_Task goal_: Leave out the pictures and retype exactly the lines from the line with "Convert this document image to plain text." through the end of the listing below.

_Records for this exercise_:
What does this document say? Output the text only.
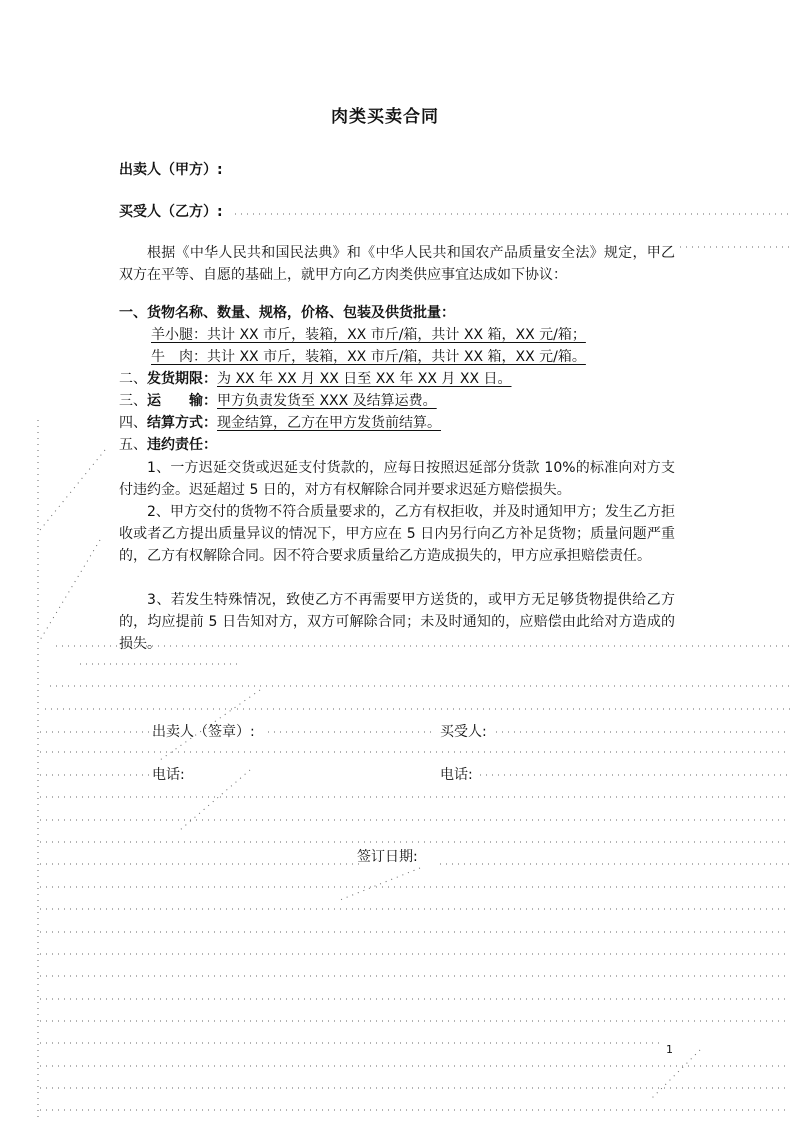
肉类买卖合同
出卖人（甲方）:
买受人（乙方）:
根据《中华人民共和国民法典》和《中华人民共和国农产品质量安全法》规定，甲乙双方在平等、自愿的基础上，就甲方向乙方肉类供应事宜达成如下协议：
一、货物名称、数量、规格，价格、包装及供货批量：
羊小腿：共计 XX 市斤，装箱，XX 市斤/箱，共计 XX 箱，XX 元/箱；
牛　肉：共计 XX 市斤，装箱，XX 市斤/箱，共计 XX 箱，XX 元/箱。
二、发货期限：为 XX 年 XX 月 XX 日至 XX 年 XX 月 XX 日。
三、运　　输：甲方负责发货至 XXX 及结算运费。
四、结算方式：现金结算，乙方在甲方发货前结算。
五、违约责任：
1、一方迟延交货或迟延支付货款的，应每日按照迟延部分货款 10%的标准向对方支付违约金。迟延超过 5 日的，对方有权解除合同并要求迟延方赔偿损失。
2、甲方交付的货物不符合质量要求的，乙方有权拒收，并及时通知甲方；发生乙方拒收或者乙方提出质量异议的情况下，甲方应在 5 日内另行向乙方补足货物；质量问题严重的，乙方有权解除合同。因不符合要求质量给乙方造成损失的，甲方应承担赔偿责任。
3、若发生特殊情况，致使乙方不再需要甲方送货的，或甲方无足够货物提供给乙方的，均应提前 5 日告知对方，双方可解除合同；未及时通知的，应赔偿由此给对方造成的损失。
出卖人（签章）:	买受人:
电话:	电话:
签订日期:
1
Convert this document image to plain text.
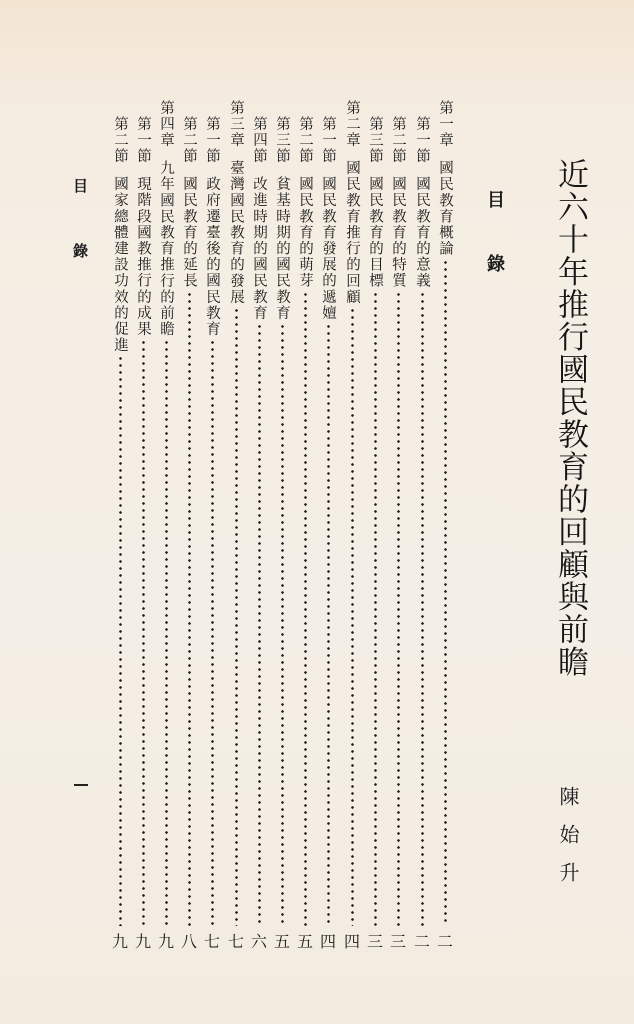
近六十年推行國民教育的回顧與前瞻
陳始升
目錄
第一章國民教育概論
二
第一節國民教育的意義
二
第二節國民教育的特質
三
第三節國民教育的目標
三
第二章國民教育推行的回顧
四
第一節國民教育發展的遞嬗
四
第二節國民教育的萌芽
五
第三節貧基時期的國民教育
五
第四節改進時期的國民教育
六
第三章臺灣國民教育的發展
七
第一節政府遷臺後的國民教育
七
第二節國民教育的延長
八
第四章九年國民教育推行的前瞻
九
第一節現階段國教推行的成果
九
第二節國家總體建設功效的促進
九
目錄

_Answer to the problem_:
Convert this document image to plain text.
近六十年推行國民教育的回顧與前瞻
陳始升
目錄
第一章國民教育概論
二
第一節國民教育的意義
二
第二節國民教育的特質
三
第三節國民教育的目標
三
第二章國民教育推行的回顧
四
第一節國民教育發展的遞嬗
四
第二節國民教育的萌芽
五
第三節貧基時期的國民教育
五
第四節改進時期的國民教育
六
第三章臺灣國民教育的發展
七
第一節政府遷臺後的國民教育
七
第二節國民教育的延長
八
第四章九年國民教育推行的前瞻
九
第一節現階段國教推行的成果
九
第二節國家總體建設功效的促進
九
目錄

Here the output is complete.